--- What to produce ---
Repeat, exactly and only, the lines from the one containing "Read out every word on this page." to the last line, inclusive; do not repeat the pictures.

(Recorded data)
'''
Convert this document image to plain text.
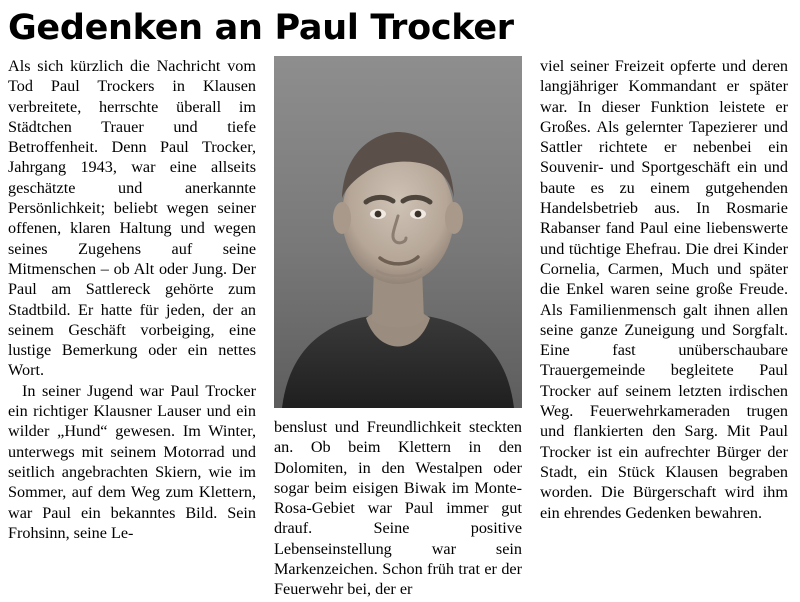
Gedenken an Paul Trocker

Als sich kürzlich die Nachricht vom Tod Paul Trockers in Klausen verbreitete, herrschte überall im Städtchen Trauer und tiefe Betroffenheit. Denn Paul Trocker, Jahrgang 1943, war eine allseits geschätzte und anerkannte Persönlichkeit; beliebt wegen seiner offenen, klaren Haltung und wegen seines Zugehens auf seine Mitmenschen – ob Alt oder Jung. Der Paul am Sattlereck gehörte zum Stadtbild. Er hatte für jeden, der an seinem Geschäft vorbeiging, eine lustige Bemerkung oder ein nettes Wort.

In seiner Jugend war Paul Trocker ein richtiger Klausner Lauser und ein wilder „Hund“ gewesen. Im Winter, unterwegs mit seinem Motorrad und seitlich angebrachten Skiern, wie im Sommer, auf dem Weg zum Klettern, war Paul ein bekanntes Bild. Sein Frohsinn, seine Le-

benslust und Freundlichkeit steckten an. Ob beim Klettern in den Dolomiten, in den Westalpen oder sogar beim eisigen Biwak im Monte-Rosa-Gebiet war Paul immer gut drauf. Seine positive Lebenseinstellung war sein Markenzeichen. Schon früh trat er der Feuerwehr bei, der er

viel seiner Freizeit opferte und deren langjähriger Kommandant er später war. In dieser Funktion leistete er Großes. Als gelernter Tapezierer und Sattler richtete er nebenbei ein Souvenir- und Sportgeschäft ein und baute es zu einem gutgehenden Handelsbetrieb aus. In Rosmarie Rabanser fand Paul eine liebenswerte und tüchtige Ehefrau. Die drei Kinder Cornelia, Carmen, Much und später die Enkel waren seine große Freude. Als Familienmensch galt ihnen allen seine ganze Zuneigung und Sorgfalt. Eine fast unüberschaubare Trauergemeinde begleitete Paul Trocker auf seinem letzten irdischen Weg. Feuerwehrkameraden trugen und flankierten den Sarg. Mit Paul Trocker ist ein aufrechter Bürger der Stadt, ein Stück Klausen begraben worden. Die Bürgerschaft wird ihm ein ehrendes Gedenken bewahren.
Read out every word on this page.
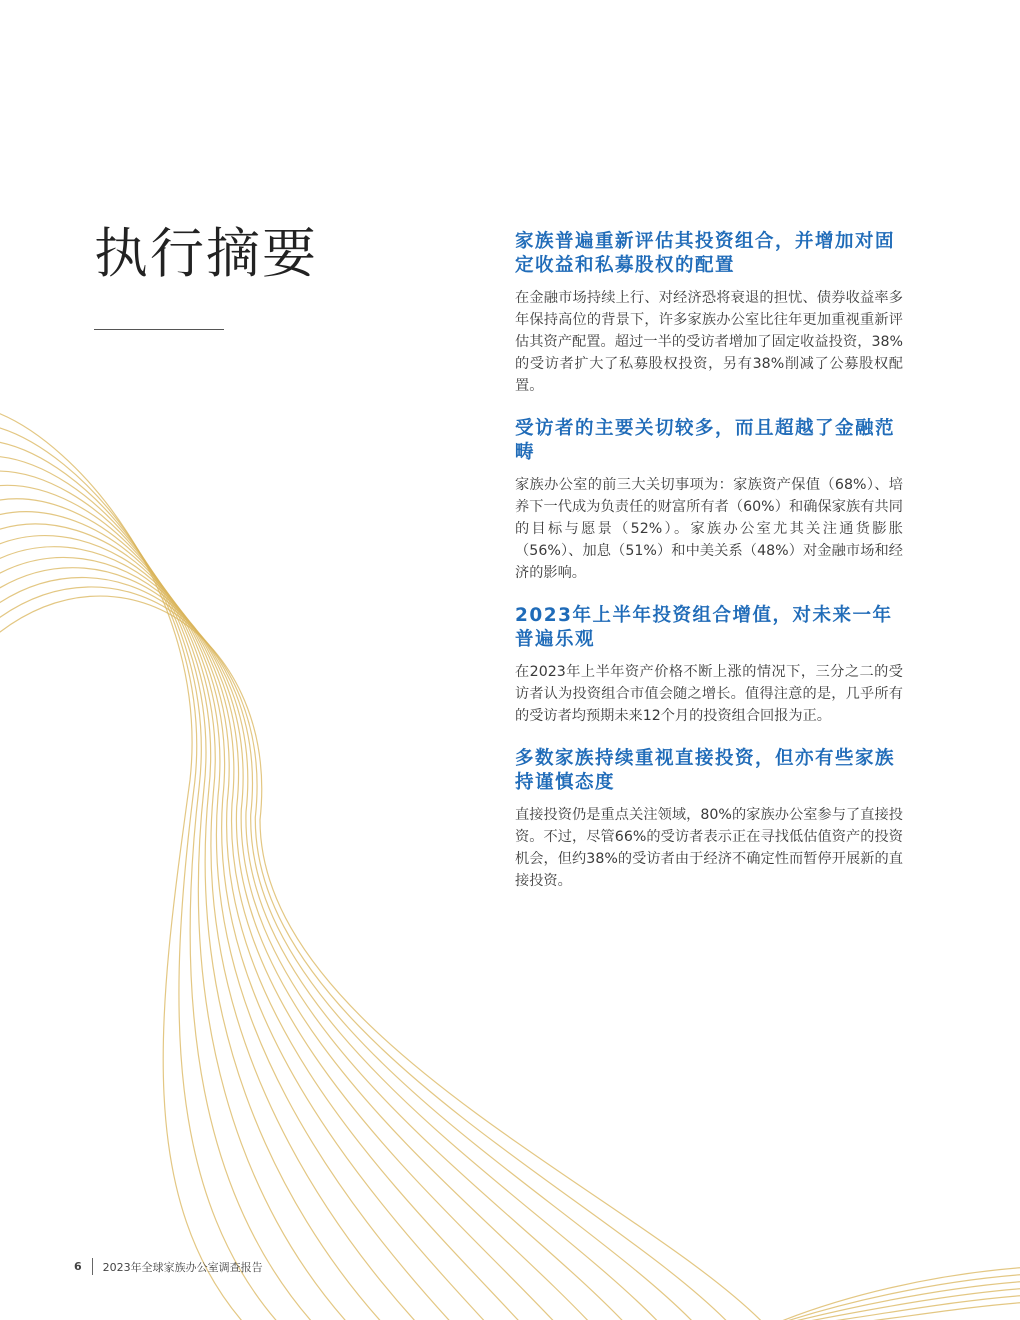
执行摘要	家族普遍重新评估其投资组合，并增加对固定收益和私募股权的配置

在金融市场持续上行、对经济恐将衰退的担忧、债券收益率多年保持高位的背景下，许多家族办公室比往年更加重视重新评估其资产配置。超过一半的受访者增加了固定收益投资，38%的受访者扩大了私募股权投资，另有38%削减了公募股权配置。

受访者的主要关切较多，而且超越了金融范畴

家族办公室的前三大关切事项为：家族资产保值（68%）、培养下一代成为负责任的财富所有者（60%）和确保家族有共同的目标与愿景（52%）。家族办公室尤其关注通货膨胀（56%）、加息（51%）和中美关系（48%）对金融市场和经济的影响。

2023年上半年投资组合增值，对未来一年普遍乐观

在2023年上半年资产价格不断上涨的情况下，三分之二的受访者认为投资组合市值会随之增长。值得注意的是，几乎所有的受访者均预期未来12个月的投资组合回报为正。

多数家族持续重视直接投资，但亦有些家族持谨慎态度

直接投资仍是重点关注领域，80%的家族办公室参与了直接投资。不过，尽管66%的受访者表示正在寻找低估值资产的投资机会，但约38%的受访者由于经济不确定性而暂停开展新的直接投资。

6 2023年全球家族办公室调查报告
'''
--- Solved problem ---
Read out every word on this page.
执行摘要	家族普遍重新评估其投资组合，并增加对固定收益和私募股权的配置

在金融市场持续上行、对经济恐将衰退的担忧、债券收益率多年保持高位的背景下，许多家族办公室比往年更加重视重新评估其资产配置。超过一半的受访者增加了固定收益投资，38%的受访者扩大了私募股权投资，另有38%削减了公募股权配置。

受访者的主要关切较多，而且超越了金融范畴

家族办公室的前三大关切事项为：家族资产保值（68%）、培养下一代成为负责任的财富所有者（60%）和确保家族有共同的目标与愿景（52%）。家族办公室尤其关注通货膨胀（56%）、加息（51%）和中美关系（48%）对金融市场和经济的影响。

2023年上半年投资组合增值，对未来一年普遍乐观

在2023年上半年资产价格不断上涨的情况下，三分之二的受访者认为投资组合市值会随之增长。值得注意的是，几乎所有的受访者均预期未来12个月的投资组合回报为正。

多数家族持续重视直接投资，但亦有些家族持谨慎态度

直接投资仍是重点关注领域，80%的家族办公室参与了直接投资。不过，尽管66%的受访者表示正在寻找低估值资产的投资机会，但约38%的受访者由于经济不确定性而暂停开展新的直接投资。

6 2023年全球家族办公室调查报告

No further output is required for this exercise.